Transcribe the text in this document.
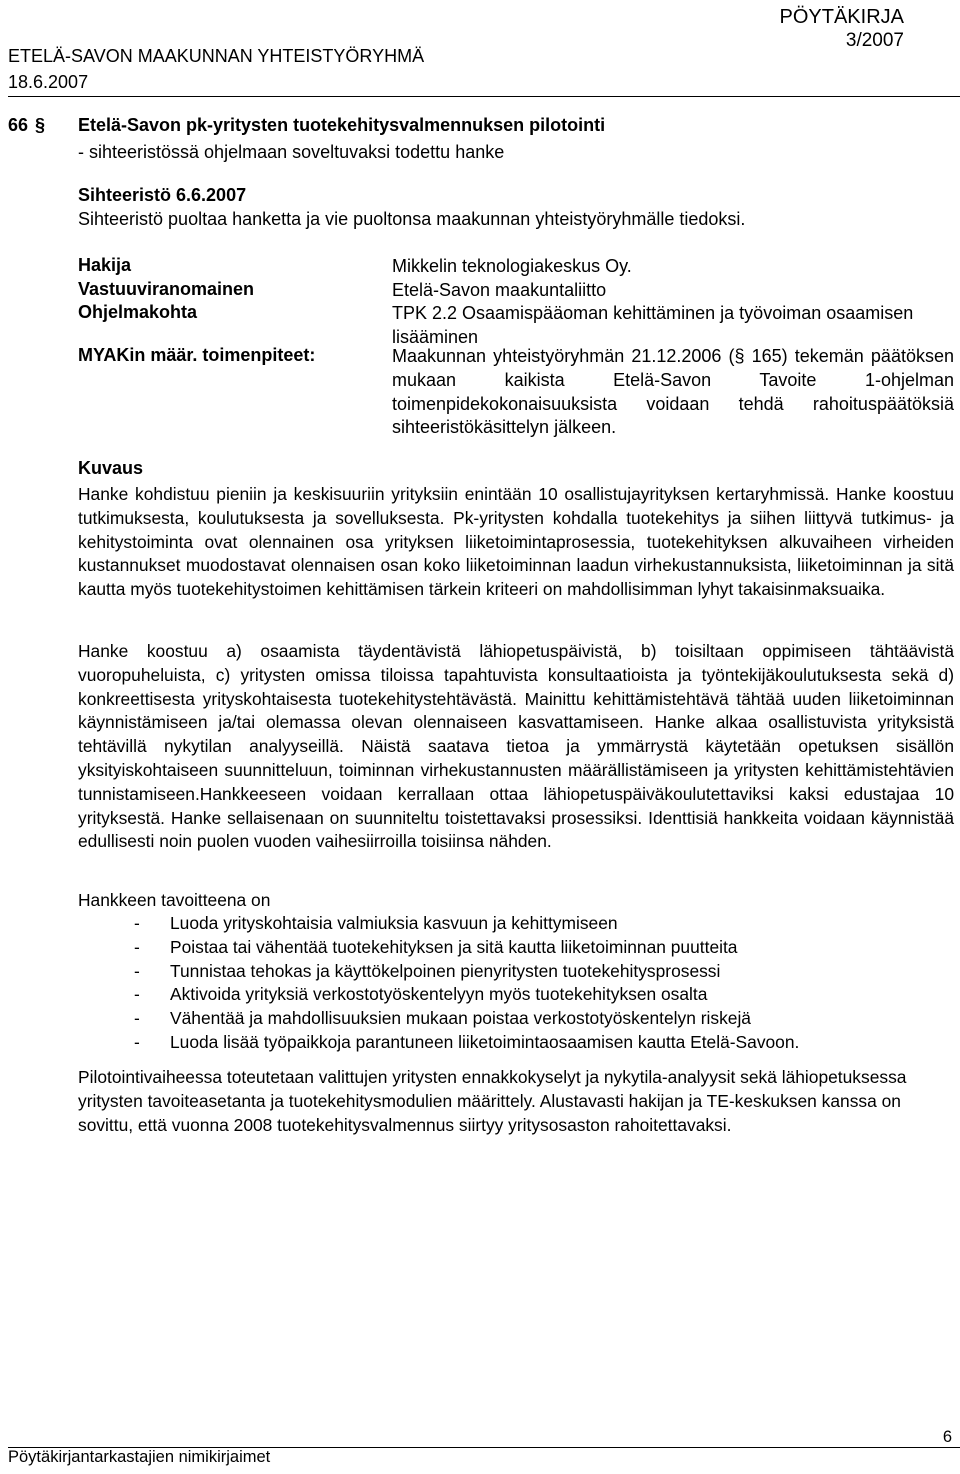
PÖYTÄKIRJA
3/2007
ETELÄ-SAVON MAAKUNNAN YHTEISTYÖRYHMÄ
18.6.2007
66 § Etelä-Savon pk-yritysten tuotekehitysvalmennuksen pilotointi
- sihteeristössä ohjelmaan soveltuvaksi todettu hanke
Sihteeristö 6.6.2007
Sihteeristö puoltaa hanketta ja vie puoltonsa maakunnan yhteistyöryhmälle tiedoksi.
Hakija	Mikkelin teknologiakeskus Oy.
Vastuuviranomainen	Etelä-Savon maakuntaliitto
Ohjelmakohta	TPK 2.2 Osaamispääoman kehittäminen ja työvoiman osaamisen
lisääminen
MYAKin määr. toimenpiteet:	Maakunnan yhteistyöryhmän 21.12.2006 (§ 165) tekemän päätöksen mukaan kaikista Etelä-Savon Tavoite 1-ohjelman toimenpidekokonaisuuksista voidaan tehdä rahoituspäätöksiä sihteeristökäsittelyn jälkeen.
Kuvaus
Hanke kohdistuu pieniin ja keskisuuriin yrityksiin enintään 10 osallistujayrityksen kertaryhmissä. Hanke koostuu tutkimuksesta, koulutuksesta ja sovelluksesta. Pk-yritysten kohdalla tuotekehitys ja siihen liittyvä tutkimus- ja kehitystoiminta ovat olennainen osa yrityksen liiketoimintaprosessia, tuotekehityksen alkuvaiheen virheiden kustannukset muodostavat olennaisen osan koko liiketoiminnan laadun virhekustannuksista, liiketoiminnan ja sitä kautta myös tuotekehitystoimen kehittämisen tärkein kriteeri on mahdollisimman lyhyt takaisinmaksuaika.
Hanke koostuu a) osaamista täydentävistä lähiopetuspäivistä, b) toisiltaan oppimiseen tähtäävistä vuoropuheluista, c) yritysten omissa tiloissa tapahtuvista konsultaatioista ja työntekijäkoulutuksesta sekä d) konkreettisesta yrityskohtaisesta tuotekehitystehtävästä. Mainittu kehittämistehtävä tähtää uuden liiketoiminnan käynnistämiseen ja/tai olemassa olevan olennaiseen kasvattamiseen. Hanke alkaa osallistuvista yrityksistä tehtävillä nykytilan analyyseillä. Näistä saatava tietoa ja ymmärrystä käytetään opetuksen sisällön yksityiskohtaiseen suunnitteluun, toiminnan virhekustannusten määrällistämiseen ja yritysten kehittämistehtävien tunnistamiseen.Hankkeeseen voidaan kerrallaan ottaa lähiopetuspäiväkoulutettaviksi kaksi edustajaa 10 yrityksestä. Hanke sellaisenaan on suunniteltu toistettavaksi prosessiksi. Identtisiä hankkeita voidaan käynnistää edullisesti noin puolen vuoden vaihesiirroilla toisiinsa nähden.
Hankkeen tavoitteena on
- Luoda yrityskohtaisia valmiuksia kasvuun ja kehittymiseen
- Poistaa tai vähentää tuotekehityksen ja sitä kautta liiketoiminnan puutteita
- Tunnistaa tehokas ja käyttökelpoinen pienyritysten tuotekehitysprosessi
- Aktivoida yrityksiä verkostotyöskentelyyn myös tuotekehityksen osalta
- Vähentää ja mahdollisuuksien mukaan poistaa verkostotyöskentelyn riskejä
- Luoda lisää työpaikkoja parantuneen liiketoimintaosaamisen kautta Etelä-Savoon.
Pilotointivaiheessa toteutetaan valittujen yritysten ennakkokyselyt ja nykytila-analyysit sekä lähiopetuksessa yritysten tavoiteasetanta ja tuotekehitysmodulien määrittely. Alustavasti hakijan ja TE-keskuksen kanssa on sovittu, että vuonna 2008 tuotekehitysvalmennus siirtyy yritysosaston rahoitettavaksi.
6
Pöytäkirjantarkastajien nimikirjaimet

==================================================

## TO BE DONE
Repeat the data exactly, excluding the pictures.

## SOLUTION FOR THIS TASK
Transcribe the text in this document.
PÖYTÄKIRJA
3/2007
ETELÄ-SAVON MAAKUNNAN YHTEISTYÖRYHMÄ
18.6.2007
66 § Etelä-Savon pk-yritysten tuotekehitysvalmennuksen pilotointi
- sihteeristössä ohjelmaan soveltuvaksi todettu hanke
Sihteeristö 6.6.2007
Sihteeristö puoltaa hanketta ja vie puoltonsa maakunnan yhteistyöryhmälle tiedoksi.
Hakija	Mikkelin teknologiakeskus Oy.
Vastuuviranomainen	Etelä-Savon maakuntaliitto
Ohjelmakohta	TPK 2.2 Osaamispääoman kehittäminen ja työvoiman osaamisen
lisääminen
MYAKin määr. toimenpiteet:	Maakunnan yhteistyöryhmän 21.12.2006 (§ 165) tekemän päätöksen mukaan kaikista Etelä-Savon Tavoite 1-ohjelman toimenpidekokonaisuuksista voidaan tehdä rahoituspäätöksiä sihteeristökäsittelyn jälkeen.
Kuvaus
Hanke kohdistuu pieniin ja keskisuuriin yrityksiin enintään 10 osallistujayrityksen kertaryhmissä. Hanke koostuu tutkimuksesta, koulutuksesta ja sovelluksesta. Pk-yritysten kohdalla tuotekehitys ja siihen liittyvä tutkimus- ja kehitystoiminta ovat olennainen osa yrityksen liiketoimintaprosessia, tuotekehityksen alkuvaiheen virheiden kustannukset muodostavat olennaisen osan koko liiketoiminnan laadun virhekustannuksista, liiketoiminnan ja sitä kautta myös tuotekehitystoimen kehittämisen tärkein kriteeri on mahdollisimman lyhyt takaisinmaksuaika.
Hanke koostuu a) osaamista täydentävistä lähiopetuspäivistä, b) toisiltaan oppimiseen tähtäävistä vuoropuheluista, c) yritysten omissa tiloissa tapahtuvista konsultaatioista ja työntekijäkoulutuksesta sekä d) konkreettisesta yrityskohtaisesta tuotekehitystehtävästä. Mainittu kehittämistehtävä tähtää uuden liiketoiminnan käynnistämiseen ja/tai olemassa olevan olennaiseen kasvattamiseen. Hanke alkaa osallistuvista yrityksistä tehtävillä nykytilan analyyseillä. Näistä saatava tietoa ja ymmärrystä käytetään opetuksen sisällön yksityiskohtaiseen suunnitteluun, toiminnan virhekustannusten määrällistämiseen ja yritysten kehittämistehtävien tunnistamiseen.Hankkeeseen voidaan kerrallaan ottaa lähiopetuspäiväkoulutettaviksi kaksi edustajaa 10 yrityksestä. Hanke sellaisenaan on suunniteltu toistettavaksi prosessiksi. Identtisiä hankkeita voidaan käynnistää edullisesti noin puolen vuoden vaihesiirroilla toisiinsa nähden.
Hankkeen tavoitteena on
- Luoda yrityskohtaisia valmiuksia kasvuun ja kehittymiseen
- Poistaa tai vähentää tuotekehityksen ja sitä kautta liiketoiminnan puutteita
- Tunnistaa tehokas ja käyttökelpoinen pienyritysten tuotekehitysprosessi
- Aktivoida yrityksiä verkostotyöskentelyyn myös tuotekehityksen osalta
- Vähentää ja mahdollisuuksien mukaan poistaa verkostotyöskentelyn riskejä
- Luoda lisää työpaikkoja parantuneen liiketoimintaosaamisen kautta Etelä-Savoon.
Pilotointivaiheessa toteutetaan valittujen yritysten ennakkokyselyt ja nykytila-analyysit sekä lähiopetuksessa yritysten tavoiteasetanta ja tuotekehitysmodulien määrittely. Alustavasti hakijan ja TE-keskuksen kanssa on sovittu, että vuonna 2008 tuotekehitysvalmennus siirtyy yritysosaston rahoitettavaksi.
6
Pöytäkirjantarkastajien nimikirjaimet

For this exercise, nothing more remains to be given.